(Requirement):
Every record that follows should be printed verbatim.
-.-.-
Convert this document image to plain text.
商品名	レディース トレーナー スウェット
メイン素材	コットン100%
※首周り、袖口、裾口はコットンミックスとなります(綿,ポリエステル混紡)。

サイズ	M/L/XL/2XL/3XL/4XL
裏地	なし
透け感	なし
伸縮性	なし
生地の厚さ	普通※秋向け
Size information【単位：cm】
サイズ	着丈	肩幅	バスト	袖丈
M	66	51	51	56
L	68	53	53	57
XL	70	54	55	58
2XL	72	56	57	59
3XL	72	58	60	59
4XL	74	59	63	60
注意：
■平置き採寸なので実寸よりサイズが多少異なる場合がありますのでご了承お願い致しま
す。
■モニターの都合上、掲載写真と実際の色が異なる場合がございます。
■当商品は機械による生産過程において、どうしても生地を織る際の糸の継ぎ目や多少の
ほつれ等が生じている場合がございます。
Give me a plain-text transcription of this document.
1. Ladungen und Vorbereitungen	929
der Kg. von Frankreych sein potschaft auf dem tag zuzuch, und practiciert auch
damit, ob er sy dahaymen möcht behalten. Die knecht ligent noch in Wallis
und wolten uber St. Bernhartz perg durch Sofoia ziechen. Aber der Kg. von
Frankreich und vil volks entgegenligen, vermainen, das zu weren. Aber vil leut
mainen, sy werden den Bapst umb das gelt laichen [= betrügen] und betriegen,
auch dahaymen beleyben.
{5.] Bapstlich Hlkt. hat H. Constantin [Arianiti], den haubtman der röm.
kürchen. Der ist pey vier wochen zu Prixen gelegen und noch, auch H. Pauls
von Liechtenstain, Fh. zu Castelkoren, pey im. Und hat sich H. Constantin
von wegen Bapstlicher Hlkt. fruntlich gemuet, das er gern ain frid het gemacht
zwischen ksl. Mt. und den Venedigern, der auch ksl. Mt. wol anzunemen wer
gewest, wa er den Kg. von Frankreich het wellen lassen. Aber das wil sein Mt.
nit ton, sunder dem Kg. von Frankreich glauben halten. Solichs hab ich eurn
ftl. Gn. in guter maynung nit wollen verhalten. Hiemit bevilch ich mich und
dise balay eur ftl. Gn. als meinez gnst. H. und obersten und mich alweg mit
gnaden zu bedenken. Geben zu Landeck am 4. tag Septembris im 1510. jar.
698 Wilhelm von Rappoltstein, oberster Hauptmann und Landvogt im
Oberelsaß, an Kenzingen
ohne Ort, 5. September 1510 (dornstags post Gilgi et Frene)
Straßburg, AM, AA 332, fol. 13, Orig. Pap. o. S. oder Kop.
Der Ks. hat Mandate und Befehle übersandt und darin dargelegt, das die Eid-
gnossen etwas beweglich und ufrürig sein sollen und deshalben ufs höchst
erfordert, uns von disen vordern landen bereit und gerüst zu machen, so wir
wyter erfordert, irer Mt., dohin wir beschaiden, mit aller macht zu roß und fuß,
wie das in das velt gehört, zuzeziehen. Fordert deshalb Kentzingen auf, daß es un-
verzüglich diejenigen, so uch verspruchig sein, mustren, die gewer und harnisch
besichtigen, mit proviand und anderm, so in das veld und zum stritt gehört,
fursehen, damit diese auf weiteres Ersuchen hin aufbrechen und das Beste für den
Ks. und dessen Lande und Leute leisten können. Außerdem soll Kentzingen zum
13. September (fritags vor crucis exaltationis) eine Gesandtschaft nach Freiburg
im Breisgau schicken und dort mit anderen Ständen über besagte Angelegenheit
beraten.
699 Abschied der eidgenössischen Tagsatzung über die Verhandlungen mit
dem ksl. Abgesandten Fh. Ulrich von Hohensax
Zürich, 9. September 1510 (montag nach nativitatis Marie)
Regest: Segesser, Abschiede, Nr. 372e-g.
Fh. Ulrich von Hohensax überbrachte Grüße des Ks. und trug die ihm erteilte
-.-.-
(Exercise response):
Convert this document image to plain text.
商品名	レディース トレーナー スウェット
メイン素材	コットン100%
※首周り、袖口、裾口はコットンミックスとなります(綿,ポリエステル混紡)。

サイズ	M/L/XL/2XL/3XL/4XL
裏地	なし
透け感	なし
伸縮性	なし
生地の厚さ	普通※秋向け
Size information【単位：cm】
サイズ	着丈	肩幅	バスト	袖丈
M	66	51	51	56
L	68	53	53	57
XL	70	54	55	58
2XL	72	56	57	59
3XL	72	58	60	59
4XL	74	59	63	60
注意：
■平置き採寸なので実寸よりサイズが多少異なる場合がありますのでご了承お願い致しま
す。
■モニターの都合上、掲載写真と実際の色が異なる場合がございます。
■当商品は機械による生産過程において、どうしても生地を織る際の糸の継ぎ目や多少の
ほつれ等が生じている場合がございます。
Give me a plain-text transcription of this document.
1. Ladungen und Vorbereitungen	929
der Kg. von Frankreych sein potschaft auf dem tag zuzuch, und practiciert auch
damit, ob er sy dahaymen möcht behalten. Die knecht ligent noch in Wallis
und wolten uber St. Bernhartz perg durch Sofoia ziechen. Aber der Kg. von
Frankreich und vil volks entgegenligen, vermainen, das zu weren. Aber vil leut
mainen, sy werden den Bapst umb das gelt laichen [= betrügen] und betriegen,
auch dahaymen beleyben.
{5.] Bapstlich Hlkt. hat H. Constantin [Arianiti], den haubtman der röm.
kürchen. Der ist pey vier wochen zu Prixen gelegen und noch, auch H. Pauls
von Liechtenstain, Fh. zu Castelkoren, pey im. Und hat sich H. Constantin
von wegen Bapstlicher Hlkt. fruntlich gemuet, das er gern ain frid het gemacht
zwischen ksl. Mt. und den Venedigern, der auch ksl. Mt. wol anzunemen wer
gewest, wa er den Kg. von Frankreich het wellen lassen. Aber das wil sein Mt.
nit ton, sunder dem Kg. von Frankreich glauben halten. Solichs hab ich eurn
ftl. Gn. in guter maynung nit wollen verhalten. Hiemit bevilch ich mich und
dise balay eur ftl. Gn. als meinez gnst. H. und obersten und mich alweg mit
gnaden zu bedenken. Geben zu Landeck am 4. tag Septembris im 1510. jar.
698 Wilhelm von Rappoltstein, oberster Hauptmann und Landvogt im
Oberelsaß, an Kenzingen
ohne Ort, 5. September 1510 (dornstags post Gilgi et Frene)
Straßburg, AM, AA 332, fol. 13, Orig. Pap. o. S. oder Kop.
Der Ks. hat Mandate und Befehle übersandt und darin dargelegt, das die Eid-
gnossen etwas beweglich und ufrürig sein sollen und deshalben ufs höchst
erfordert, uns von disen vordern landen bereit und gerüst zu machen, so wir
wyter erfordert, irer Mt., dohin wir beschaiden, mit aller macht zu roß und fuß,
wie das in das velt gehört, zuzeziehen. Fordert deshalb Kentzingen auf, daß es un-
verzüglich diejenigen, so uch verspruchig sein, mustren, die gewer und harnisch
besichtigen, mit proviand und anderm, so in das veld und zum stritt gehört,
fursehen, damit diese auf weiteres Ersuchen hin aufbrechen und das Beste für den
Ks. und dessen Lande und Leute leisten können. Außerdem soll Kentzingen zum
13. September (fritags vor crucis exaltationis) eine Gesandtschaft nach Freiburg
im Breisgau schicken und dort mit anderen Ständen über besagte Angelegenheit
beraten.
699 Abschied der eidgenössischen Tagsatzung über die Verhandlungen mit
dem ksl. Abgesandten Fh. Ulrich von Hohensax
Zürich, 9. September 1510 (montag nach nativitatis Marie)
Regest: Segesser, Abschiede, Nr. 372e-g.
Fh. Ulrich von Hohensax überbrachte Grüße des Ks. und trug die ihm erteilte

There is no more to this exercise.